THE EXERCISE — Copy out, from the entries below, each line holding the string "JSON".

[A block of data]
☆ ☆ ☆ ☆

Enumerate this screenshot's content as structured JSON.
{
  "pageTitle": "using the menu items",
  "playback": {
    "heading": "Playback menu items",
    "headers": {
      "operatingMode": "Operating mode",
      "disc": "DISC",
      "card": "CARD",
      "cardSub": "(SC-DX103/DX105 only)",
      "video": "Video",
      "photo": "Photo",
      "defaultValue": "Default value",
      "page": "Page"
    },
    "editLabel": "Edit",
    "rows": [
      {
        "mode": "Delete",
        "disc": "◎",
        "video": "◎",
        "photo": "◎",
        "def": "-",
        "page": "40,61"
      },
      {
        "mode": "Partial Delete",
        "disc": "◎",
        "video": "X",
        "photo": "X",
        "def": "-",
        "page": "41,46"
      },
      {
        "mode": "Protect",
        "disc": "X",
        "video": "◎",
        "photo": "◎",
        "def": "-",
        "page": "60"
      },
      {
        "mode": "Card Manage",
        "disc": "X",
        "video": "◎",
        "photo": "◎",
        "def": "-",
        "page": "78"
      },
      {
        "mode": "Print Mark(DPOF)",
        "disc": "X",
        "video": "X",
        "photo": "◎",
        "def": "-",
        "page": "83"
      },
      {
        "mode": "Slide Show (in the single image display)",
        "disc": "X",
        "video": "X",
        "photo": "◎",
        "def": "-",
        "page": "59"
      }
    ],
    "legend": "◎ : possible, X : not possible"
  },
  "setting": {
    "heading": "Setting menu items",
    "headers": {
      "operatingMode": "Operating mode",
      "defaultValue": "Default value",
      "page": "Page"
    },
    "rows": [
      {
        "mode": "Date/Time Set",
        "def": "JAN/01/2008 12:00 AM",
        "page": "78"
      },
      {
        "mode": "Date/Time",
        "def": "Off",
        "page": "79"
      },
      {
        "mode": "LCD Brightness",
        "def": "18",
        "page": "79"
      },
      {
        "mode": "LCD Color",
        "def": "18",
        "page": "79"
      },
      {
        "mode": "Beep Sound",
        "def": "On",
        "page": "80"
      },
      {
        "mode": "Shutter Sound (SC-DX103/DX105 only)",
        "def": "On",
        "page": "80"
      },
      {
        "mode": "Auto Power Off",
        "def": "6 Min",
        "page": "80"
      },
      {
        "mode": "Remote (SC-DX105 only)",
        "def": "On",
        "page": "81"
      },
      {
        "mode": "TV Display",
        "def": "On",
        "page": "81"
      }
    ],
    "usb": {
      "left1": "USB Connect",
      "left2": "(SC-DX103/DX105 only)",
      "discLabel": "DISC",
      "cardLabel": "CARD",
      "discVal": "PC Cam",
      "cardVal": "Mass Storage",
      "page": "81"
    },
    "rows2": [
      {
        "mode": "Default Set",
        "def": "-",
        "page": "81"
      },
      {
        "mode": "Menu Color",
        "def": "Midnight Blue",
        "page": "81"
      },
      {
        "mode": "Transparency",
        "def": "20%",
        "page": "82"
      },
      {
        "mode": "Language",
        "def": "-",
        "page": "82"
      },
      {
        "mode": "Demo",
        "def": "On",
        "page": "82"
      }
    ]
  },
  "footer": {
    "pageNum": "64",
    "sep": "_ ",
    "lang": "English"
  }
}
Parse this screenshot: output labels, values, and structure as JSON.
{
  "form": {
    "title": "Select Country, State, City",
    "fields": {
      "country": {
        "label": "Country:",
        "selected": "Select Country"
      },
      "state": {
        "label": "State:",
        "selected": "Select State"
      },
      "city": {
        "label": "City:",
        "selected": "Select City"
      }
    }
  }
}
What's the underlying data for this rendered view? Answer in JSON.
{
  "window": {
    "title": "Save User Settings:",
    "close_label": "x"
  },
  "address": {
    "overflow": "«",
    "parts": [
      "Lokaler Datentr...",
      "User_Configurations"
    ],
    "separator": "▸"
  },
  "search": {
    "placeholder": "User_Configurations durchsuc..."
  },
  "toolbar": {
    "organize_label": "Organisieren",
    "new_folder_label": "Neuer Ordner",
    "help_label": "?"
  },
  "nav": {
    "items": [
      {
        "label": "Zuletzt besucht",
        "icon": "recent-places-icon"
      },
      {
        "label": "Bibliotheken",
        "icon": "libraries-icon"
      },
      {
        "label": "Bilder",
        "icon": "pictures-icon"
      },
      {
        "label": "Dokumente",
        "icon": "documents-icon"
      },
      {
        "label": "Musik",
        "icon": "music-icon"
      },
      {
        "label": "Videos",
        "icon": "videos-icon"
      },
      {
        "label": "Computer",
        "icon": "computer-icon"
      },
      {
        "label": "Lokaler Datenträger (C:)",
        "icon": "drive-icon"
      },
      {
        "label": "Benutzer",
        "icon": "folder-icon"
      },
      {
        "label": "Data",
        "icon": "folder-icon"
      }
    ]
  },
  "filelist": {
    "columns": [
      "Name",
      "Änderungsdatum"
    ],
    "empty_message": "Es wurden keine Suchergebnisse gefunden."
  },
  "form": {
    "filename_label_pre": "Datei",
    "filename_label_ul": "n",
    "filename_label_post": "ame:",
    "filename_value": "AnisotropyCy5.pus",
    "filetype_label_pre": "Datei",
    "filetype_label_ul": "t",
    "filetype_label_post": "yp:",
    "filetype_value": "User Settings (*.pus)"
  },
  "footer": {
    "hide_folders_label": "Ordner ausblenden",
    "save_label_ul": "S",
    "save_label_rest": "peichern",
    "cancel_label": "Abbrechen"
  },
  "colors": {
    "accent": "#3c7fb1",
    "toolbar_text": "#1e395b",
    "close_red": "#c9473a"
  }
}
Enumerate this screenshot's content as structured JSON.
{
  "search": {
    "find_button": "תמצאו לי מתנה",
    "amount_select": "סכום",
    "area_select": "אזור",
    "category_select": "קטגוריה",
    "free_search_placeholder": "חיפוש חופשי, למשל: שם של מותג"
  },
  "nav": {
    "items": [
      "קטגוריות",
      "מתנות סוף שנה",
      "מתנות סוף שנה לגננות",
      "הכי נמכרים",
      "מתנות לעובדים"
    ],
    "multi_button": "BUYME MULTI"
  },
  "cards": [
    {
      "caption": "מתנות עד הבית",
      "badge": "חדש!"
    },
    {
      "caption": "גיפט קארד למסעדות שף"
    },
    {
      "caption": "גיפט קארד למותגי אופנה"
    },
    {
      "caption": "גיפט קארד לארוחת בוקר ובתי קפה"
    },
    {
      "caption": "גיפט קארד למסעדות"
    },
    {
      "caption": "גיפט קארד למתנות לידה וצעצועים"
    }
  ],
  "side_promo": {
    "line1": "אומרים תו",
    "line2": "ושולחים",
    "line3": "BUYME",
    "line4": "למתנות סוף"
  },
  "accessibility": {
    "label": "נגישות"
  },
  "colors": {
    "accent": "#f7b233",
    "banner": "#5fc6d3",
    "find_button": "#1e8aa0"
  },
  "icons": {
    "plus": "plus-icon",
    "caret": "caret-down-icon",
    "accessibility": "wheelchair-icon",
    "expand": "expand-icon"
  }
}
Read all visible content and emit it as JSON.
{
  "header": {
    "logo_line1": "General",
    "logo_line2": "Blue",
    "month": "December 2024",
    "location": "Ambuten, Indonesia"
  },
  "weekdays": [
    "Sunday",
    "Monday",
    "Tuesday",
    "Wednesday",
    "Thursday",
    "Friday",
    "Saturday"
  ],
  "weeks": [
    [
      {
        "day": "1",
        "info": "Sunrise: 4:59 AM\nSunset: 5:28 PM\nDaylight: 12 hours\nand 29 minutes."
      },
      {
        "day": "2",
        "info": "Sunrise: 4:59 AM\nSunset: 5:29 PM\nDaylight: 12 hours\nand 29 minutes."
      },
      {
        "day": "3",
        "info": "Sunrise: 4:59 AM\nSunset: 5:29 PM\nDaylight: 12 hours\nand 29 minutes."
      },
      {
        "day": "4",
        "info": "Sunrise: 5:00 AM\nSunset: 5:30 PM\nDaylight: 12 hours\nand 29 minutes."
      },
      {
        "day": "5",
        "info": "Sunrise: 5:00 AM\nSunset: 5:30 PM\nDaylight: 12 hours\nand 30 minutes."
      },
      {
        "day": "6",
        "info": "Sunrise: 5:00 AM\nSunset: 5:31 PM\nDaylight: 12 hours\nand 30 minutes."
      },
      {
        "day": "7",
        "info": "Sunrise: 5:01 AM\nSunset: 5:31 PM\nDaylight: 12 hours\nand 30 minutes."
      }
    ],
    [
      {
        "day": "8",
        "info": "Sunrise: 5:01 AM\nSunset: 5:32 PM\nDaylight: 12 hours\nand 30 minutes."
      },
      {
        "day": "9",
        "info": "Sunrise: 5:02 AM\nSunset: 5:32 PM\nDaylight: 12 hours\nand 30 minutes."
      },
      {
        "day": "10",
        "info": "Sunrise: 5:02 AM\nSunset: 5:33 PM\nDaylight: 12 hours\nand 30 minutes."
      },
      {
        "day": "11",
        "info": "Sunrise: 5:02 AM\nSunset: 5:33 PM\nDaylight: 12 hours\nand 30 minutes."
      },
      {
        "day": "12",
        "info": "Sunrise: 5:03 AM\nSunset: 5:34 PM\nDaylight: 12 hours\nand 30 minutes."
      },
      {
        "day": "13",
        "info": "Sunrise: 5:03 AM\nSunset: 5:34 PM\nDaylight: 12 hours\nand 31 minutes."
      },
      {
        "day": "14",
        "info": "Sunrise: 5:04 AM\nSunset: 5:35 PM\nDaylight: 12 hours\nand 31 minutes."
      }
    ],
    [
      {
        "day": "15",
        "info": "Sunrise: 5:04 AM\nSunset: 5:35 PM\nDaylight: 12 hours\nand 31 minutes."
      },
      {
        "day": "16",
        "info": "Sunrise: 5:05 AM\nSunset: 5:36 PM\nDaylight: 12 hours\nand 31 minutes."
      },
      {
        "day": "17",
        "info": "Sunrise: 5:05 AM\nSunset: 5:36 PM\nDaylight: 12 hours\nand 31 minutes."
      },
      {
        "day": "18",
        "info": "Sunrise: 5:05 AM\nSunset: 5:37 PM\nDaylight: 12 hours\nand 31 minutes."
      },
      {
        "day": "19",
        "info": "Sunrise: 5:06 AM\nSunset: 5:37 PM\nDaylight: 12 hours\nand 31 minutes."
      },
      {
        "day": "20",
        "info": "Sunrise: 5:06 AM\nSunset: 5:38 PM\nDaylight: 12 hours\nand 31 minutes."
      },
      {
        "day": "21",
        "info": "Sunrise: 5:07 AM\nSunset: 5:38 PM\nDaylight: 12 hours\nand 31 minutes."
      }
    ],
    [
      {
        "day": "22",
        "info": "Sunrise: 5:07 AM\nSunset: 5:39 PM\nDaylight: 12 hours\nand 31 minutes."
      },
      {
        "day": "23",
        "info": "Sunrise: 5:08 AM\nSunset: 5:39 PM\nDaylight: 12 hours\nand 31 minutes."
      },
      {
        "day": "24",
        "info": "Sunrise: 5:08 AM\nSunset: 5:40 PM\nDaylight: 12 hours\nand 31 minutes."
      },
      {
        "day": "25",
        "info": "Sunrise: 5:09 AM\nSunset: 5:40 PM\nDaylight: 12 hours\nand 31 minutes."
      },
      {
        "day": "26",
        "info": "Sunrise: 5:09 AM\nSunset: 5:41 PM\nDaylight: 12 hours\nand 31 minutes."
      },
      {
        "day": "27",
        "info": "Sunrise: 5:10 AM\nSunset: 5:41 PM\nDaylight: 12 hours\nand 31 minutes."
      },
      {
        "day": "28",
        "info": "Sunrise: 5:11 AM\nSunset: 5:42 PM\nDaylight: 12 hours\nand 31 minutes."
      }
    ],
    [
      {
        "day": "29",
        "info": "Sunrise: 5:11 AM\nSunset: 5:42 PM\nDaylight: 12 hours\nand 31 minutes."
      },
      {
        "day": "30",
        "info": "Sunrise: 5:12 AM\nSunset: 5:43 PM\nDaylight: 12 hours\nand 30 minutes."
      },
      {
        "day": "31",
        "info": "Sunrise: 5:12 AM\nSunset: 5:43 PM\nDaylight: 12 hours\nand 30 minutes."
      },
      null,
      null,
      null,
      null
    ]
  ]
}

☆ ☆ ☆ ☆

ANSWER TO THIS EXERCISE —
Enumerate this screenshot's content as structured JSON.
Parse this screenshot: output labels, values, and structure as JSON.
What's the underlying data for this rendered view? Answer in JSON.
Enumerate this screenshot's content as structured JSON.
Read all visible content and emit it as JSON.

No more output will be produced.